WHAT THE EXERCISE ASKS. Reproduce without changes the lines of the material that start at the line containing "y-tick-label: 110 — [70, 118, 100, 139]" and end with the line containing "x-tick-label: Downstream —". Include both of those lines and nothing outside them.

RAW RECORDS.
----
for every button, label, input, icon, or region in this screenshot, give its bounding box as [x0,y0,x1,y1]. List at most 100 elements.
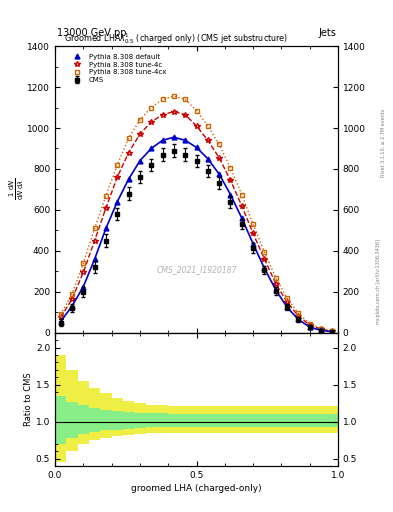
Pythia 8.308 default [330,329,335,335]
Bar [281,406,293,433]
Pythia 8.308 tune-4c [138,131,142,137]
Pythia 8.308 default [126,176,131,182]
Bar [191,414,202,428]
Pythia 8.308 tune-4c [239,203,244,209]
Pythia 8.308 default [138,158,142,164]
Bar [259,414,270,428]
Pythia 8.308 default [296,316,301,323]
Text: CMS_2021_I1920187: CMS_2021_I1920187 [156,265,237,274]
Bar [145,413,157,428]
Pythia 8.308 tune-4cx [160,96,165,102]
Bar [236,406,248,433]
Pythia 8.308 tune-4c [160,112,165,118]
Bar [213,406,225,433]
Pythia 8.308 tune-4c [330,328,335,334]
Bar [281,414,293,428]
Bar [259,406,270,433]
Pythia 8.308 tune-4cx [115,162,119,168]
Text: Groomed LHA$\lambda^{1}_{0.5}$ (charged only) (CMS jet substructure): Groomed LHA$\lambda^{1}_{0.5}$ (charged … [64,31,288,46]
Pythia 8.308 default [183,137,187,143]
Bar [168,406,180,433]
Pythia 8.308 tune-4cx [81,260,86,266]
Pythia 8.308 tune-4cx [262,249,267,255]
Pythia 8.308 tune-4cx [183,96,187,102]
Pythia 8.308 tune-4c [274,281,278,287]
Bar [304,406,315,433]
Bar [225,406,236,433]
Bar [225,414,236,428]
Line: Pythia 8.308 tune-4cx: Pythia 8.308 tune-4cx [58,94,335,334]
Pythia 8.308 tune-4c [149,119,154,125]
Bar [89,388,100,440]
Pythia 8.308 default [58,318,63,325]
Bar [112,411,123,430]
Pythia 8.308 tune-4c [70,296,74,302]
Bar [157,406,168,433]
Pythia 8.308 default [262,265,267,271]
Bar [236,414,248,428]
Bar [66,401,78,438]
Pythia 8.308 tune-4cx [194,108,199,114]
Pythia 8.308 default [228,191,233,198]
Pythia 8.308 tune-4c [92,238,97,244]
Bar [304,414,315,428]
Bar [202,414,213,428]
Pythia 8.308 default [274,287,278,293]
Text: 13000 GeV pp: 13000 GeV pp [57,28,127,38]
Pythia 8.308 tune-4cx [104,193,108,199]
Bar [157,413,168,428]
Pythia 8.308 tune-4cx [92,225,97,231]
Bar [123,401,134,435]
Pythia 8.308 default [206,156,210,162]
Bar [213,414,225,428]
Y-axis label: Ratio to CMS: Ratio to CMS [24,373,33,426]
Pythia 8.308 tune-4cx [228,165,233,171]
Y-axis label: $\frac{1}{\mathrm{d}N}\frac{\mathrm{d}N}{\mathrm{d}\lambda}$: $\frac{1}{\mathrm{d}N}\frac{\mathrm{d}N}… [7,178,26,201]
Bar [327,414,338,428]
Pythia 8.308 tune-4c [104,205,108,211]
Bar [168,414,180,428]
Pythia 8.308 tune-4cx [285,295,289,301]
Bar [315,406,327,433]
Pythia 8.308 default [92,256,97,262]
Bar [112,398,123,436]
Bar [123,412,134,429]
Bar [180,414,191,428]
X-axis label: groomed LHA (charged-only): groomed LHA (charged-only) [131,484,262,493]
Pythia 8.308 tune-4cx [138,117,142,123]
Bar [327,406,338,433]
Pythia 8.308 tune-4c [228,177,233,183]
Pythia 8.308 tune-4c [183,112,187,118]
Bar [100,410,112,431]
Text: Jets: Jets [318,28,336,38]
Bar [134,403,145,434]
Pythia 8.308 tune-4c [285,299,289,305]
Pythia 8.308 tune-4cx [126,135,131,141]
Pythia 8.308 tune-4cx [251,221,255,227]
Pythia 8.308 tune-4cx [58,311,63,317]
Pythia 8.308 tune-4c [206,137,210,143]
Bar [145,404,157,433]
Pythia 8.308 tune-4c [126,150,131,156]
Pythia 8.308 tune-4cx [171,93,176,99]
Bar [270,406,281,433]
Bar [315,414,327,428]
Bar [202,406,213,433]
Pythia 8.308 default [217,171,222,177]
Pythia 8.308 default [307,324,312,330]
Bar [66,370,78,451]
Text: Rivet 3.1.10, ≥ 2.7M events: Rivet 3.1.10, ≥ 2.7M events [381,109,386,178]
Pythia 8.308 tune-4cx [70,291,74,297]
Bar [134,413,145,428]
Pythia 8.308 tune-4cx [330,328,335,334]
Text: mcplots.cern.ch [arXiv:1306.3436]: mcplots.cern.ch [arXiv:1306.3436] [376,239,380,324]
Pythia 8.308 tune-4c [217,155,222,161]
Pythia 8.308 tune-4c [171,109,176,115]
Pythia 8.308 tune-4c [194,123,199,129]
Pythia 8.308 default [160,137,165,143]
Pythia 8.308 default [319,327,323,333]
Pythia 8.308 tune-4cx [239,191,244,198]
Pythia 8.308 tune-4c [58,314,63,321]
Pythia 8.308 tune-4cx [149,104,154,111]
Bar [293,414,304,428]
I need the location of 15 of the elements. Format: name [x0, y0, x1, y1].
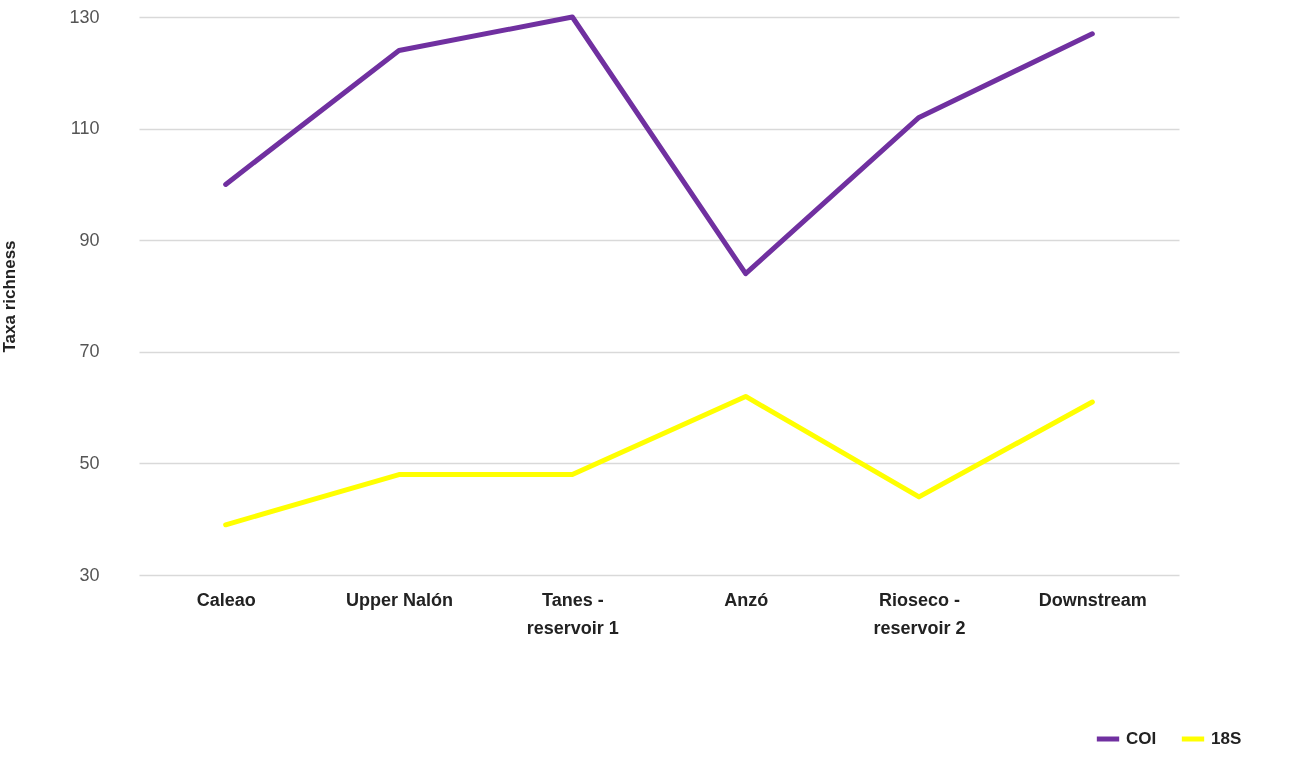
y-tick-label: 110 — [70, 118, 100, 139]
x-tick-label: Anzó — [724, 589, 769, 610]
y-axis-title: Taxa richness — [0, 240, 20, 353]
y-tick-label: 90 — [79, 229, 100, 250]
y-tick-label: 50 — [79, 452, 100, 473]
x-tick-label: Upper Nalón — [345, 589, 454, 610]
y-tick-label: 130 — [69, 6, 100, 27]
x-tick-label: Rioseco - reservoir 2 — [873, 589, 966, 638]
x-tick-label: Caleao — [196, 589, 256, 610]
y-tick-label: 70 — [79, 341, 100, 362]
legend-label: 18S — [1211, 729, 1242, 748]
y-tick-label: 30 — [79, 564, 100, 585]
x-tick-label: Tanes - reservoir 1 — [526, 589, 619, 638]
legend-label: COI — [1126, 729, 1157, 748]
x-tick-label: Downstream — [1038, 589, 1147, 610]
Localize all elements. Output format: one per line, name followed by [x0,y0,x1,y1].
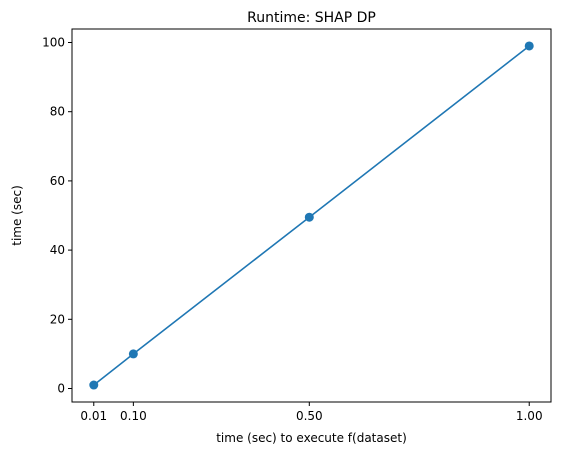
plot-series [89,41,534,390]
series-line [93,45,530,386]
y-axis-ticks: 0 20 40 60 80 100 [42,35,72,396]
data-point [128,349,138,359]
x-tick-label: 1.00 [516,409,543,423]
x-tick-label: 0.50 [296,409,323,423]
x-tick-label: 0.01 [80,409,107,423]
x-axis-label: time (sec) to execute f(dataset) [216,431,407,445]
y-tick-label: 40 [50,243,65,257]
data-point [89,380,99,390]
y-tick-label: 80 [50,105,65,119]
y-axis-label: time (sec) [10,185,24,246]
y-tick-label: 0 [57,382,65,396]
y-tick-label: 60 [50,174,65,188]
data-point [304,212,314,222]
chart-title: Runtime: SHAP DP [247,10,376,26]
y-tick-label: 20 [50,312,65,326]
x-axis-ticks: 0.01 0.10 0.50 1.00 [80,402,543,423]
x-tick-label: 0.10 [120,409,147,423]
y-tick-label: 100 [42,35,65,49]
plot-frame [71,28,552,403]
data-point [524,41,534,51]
----
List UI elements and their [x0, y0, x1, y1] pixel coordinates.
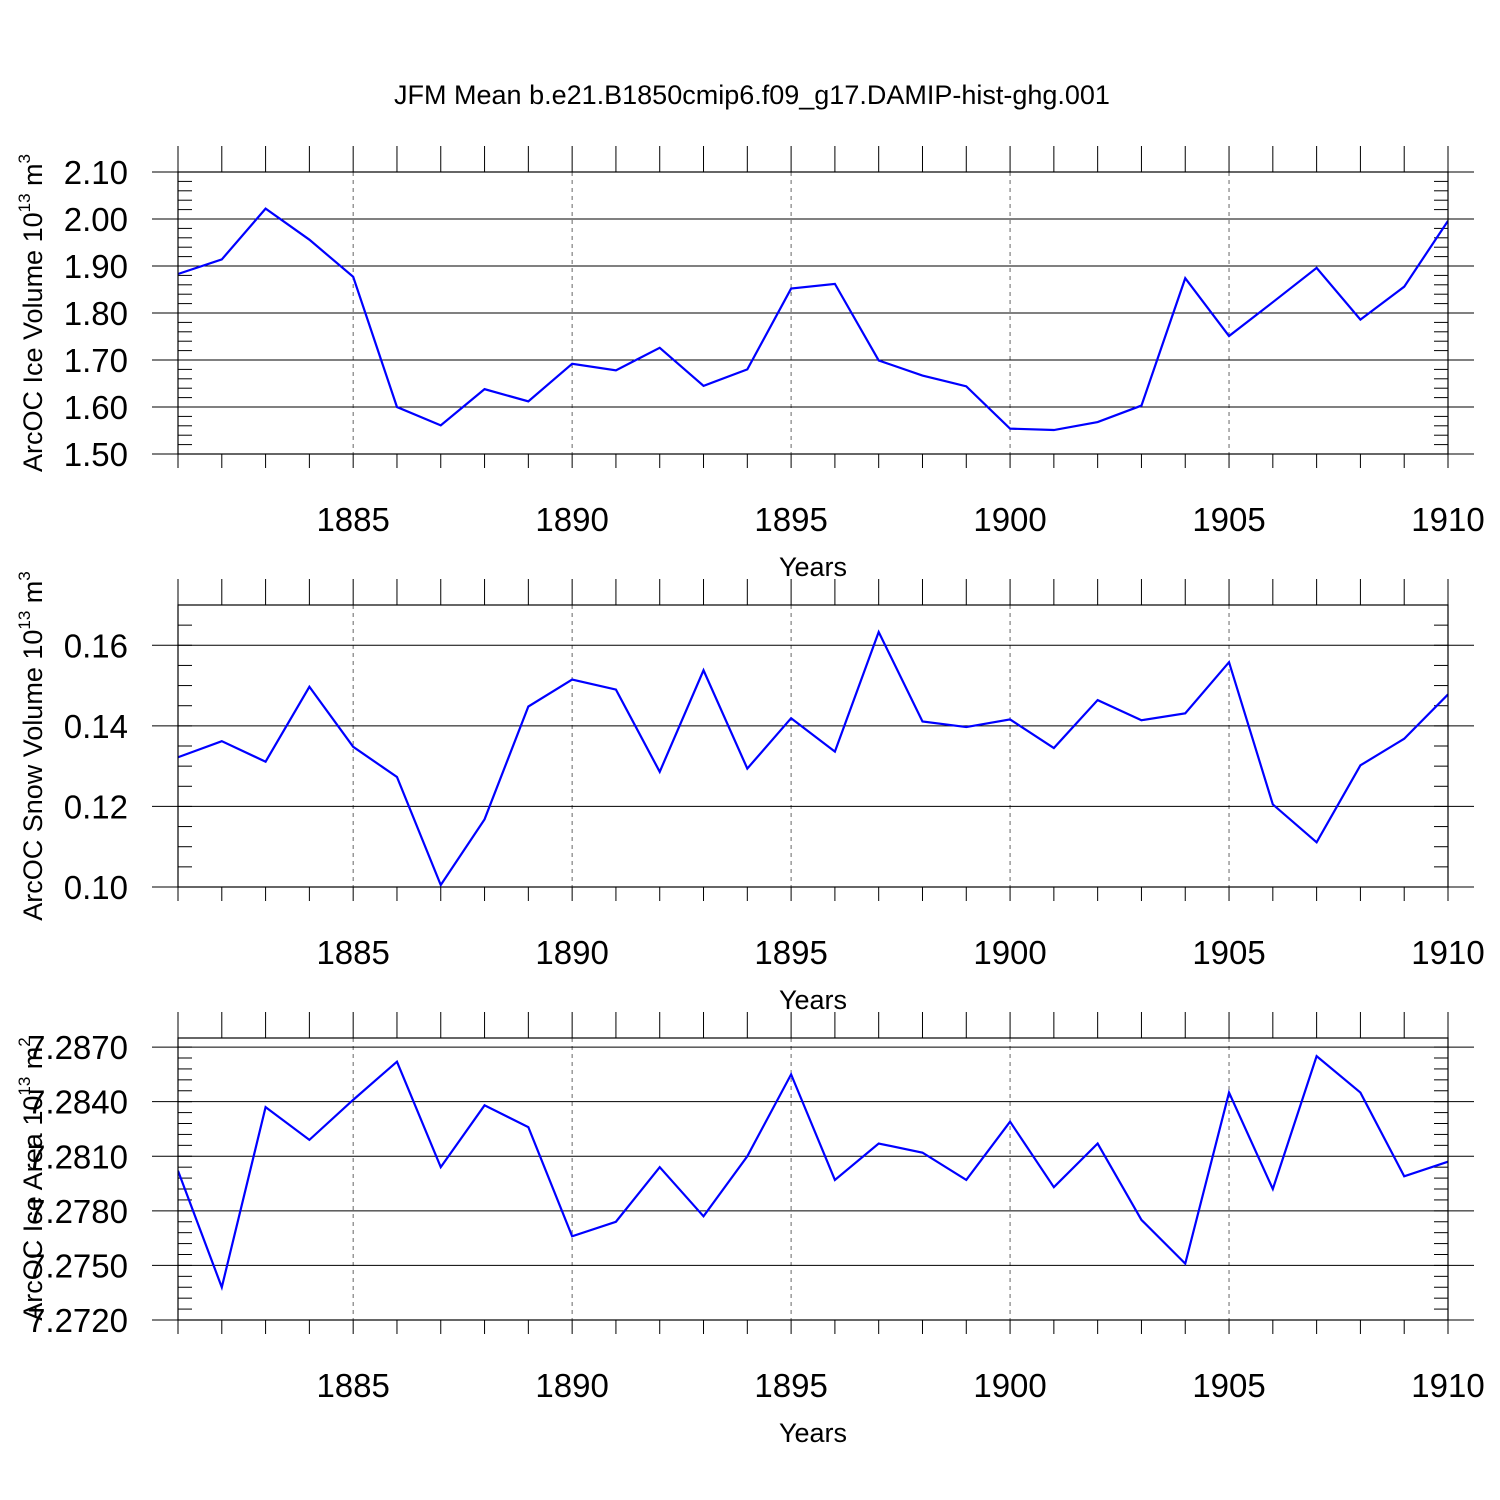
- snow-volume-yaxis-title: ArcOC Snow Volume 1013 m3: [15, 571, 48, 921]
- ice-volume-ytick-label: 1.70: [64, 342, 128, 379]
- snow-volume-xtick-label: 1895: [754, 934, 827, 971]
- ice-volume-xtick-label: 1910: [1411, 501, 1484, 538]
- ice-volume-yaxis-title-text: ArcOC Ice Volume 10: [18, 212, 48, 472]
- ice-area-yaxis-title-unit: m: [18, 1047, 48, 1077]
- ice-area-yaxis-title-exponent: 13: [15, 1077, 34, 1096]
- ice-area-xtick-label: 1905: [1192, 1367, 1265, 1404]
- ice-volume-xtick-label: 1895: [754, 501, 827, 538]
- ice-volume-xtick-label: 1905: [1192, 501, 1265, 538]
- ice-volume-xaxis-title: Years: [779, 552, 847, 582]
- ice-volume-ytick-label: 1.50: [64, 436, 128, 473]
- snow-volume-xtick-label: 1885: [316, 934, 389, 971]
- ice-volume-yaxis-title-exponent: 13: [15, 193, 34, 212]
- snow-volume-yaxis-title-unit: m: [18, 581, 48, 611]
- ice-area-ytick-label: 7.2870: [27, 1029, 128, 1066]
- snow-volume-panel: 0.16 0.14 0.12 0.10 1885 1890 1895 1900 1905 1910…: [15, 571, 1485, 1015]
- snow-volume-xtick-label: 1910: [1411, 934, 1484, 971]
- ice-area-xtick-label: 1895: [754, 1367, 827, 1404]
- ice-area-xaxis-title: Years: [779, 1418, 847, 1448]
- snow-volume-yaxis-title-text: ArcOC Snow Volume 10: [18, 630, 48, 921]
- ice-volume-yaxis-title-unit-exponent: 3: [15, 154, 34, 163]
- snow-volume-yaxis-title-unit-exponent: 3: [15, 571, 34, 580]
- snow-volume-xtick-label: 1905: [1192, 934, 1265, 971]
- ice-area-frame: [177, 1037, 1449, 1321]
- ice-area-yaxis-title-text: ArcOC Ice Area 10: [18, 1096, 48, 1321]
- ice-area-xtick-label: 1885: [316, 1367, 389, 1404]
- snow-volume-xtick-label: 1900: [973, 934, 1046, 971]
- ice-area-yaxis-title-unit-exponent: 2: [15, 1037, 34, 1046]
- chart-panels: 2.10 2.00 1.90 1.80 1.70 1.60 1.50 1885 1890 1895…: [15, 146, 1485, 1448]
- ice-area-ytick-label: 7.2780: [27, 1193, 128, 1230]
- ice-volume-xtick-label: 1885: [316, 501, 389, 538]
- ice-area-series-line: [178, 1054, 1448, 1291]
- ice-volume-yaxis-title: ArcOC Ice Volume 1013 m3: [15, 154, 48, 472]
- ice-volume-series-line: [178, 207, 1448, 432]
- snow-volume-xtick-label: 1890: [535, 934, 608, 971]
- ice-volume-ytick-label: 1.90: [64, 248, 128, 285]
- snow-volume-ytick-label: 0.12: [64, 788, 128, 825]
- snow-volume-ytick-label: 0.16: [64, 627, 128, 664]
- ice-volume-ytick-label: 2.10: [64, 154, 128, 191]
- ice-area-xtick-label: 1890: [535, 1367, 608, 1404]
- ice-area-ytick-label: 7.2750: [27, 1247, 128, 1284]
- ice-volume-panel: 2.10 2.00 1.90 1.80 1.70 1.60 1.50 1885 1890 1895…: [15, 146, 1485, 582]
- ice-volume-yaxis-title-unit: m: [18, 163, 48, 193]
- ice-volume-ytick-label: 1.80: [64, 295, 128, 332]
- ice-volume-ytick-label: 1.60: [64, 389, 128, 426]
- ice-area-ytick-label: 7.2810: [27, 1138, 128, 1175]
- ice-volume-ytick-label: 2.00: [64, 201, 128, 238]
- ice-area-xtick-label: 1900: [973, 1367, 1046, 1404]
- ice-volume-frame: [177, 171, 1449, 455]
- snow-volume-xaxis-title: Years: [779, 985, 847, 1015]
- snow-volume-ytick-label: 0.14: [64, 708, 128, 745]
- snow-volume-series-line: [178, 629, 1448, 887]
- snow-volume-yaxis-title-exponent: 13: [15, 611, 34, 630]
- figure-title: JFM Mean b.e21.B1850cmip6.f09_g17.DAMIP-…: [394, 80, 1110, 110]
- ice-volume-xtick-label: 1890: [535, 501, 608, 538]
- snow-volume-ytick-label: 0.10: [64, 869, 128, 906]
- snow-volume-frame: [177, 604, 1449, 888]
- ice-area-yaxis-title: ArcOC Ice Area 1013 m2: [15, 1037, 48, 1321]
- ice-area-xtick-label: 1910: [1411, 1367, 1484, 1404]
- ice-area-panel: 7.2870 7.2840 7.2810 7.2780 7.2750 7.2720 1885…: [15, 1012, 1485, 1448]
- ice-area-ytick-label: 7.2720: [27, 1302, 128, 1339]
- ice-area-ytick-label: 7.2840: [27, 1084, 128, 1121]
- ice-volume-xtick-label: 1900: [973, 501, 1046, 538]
----
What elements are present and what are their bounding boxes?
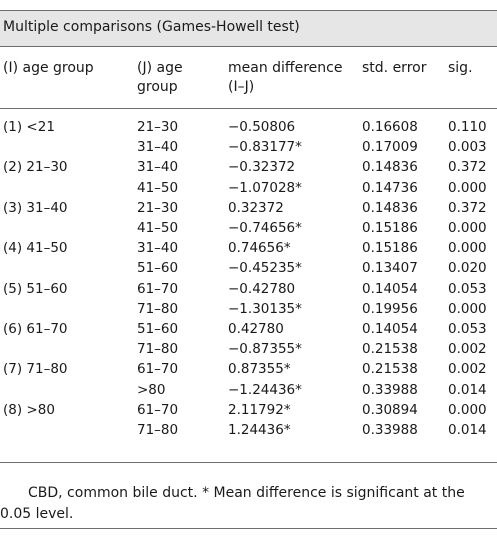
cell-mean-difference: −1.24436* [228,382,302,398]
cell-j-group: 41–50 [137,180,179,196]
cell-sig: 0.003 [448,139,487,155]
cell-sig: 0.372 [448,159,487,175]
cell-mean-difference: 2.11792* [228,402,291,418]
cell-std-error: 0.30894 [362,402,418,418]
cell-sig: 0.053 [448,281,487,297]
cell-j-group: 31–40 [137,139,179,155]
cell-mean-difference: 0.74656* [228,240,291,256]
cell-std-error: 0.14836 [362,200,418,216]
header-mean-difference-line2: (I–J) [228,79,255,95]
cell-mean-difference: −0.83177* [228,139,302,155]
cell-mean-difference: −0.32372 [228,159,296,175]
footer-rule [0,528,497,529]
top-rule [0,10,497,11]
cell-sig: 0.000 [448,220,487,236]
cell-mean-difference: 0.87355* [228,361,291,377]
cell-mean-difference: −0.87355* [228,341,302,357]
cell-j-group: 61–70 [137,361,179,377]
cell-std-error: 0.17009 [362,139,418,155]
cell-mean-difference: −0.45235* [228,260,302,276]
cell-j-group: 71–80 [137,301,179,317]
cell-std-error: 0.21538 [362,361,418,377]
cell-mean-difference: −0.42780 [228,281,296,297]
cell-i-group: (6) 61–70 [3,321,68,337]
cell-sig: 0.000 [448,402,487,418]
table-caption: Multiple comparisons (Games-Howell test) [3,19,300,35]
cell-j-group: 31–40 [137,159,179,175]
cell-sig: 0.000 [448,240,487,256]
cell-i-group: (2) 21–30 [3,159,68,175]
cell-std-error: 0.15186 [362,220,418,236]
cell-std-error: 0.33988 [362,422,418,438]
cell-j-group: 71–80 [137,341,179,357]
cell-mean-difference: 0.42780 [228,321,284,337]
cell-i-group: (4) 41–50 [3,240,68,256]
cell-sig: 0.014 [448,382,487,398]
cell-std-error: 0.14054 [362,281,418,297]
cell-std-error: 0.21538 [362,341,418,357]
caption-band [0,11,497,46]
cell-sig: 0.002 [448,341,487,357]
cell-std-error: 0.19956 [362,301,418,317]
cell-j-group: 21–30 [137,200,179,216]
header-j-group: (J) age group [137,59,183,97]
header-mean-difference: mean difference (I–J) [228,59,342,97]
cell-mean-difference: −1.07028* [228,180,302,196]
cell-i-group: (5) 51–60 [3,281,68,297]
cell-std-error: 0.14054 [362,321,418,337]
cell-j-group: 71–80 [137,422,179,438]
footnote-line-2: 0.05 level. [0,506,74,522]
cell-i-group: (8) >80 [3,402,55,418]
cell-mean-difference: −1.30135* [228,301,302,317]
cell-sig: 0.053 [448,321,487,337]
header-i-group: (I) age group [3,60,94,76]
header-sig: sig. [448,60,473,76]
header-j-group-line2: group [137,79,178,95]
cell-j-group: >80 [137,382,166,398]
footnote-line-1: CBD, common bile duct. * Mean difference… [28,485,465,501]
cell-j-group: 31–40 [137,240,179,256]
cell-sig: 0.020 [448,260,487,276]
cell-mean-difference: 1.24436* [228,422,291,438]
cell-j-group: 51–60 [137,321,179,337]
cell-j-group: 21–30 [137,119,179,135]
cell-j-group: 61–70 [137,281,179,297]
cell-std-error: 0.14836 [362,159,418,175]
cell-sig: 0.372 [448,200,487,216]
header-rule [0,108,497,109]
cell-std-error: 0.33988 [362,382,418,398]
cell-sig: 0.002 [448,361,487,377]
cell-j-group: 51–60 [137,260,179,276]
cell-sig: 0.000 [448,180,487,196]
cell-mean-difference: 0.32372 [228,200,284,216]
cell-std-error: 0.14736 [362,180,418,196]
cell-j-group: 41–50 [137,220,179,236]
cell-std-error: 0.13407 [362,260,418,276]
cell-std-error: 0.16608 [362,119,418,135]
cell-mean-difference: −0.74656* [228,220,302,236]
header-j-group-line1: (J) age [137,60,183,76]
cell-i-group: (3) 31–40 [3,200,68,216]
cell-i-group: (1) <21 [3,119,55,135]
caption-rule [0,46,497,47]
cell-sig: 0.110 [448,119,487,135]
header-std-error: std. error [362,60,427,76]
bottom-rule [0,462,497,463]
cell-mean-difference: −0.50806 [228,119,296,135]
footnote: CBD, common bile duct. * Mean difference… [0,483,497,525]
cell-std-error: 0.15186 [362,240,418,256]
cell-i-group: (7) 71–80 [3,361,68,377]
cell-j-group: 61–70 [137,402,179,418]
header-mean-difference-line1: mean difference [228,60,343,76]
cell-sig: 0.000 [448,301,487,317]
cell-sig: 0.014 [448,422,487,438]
----
THE RESULT.
y-tick-label: 110 — [70, 118, 100, 139]
x-tick-label: Anzó — [724, 589, 769, 610]
y-axis-title: Taxa richness — [0, 240, 20, 353]
y-tick-label: 90 — [79, 229, 100, 250]
y-tick-label: 50 — [79, 452, 100, 473]
x-tick-label: Upper Nalón — [345, 589, 454, 610]
y-tick-label: 130 — [69, 6, 100, 27]
x-tick-label: Rioseco - reservoir 2 — [873, 589, 966, 638]
x-tick-label: Caleao — [196, 589, 256, 610]
y-tick-label: 70 — [79, 341, 100, 362]
legend-label: 18S — [1211, 729, 1242, 748]
y-tick-label: 30 — [79, 564, 100, 585]
x-tick-label: Tanes - reservoir 1 — [526, 589, 619, 638]
legend-label: COI — [1126, 729, 1157, 748]
x-tick-label: Downstream — [1038, 589, 1147, 610]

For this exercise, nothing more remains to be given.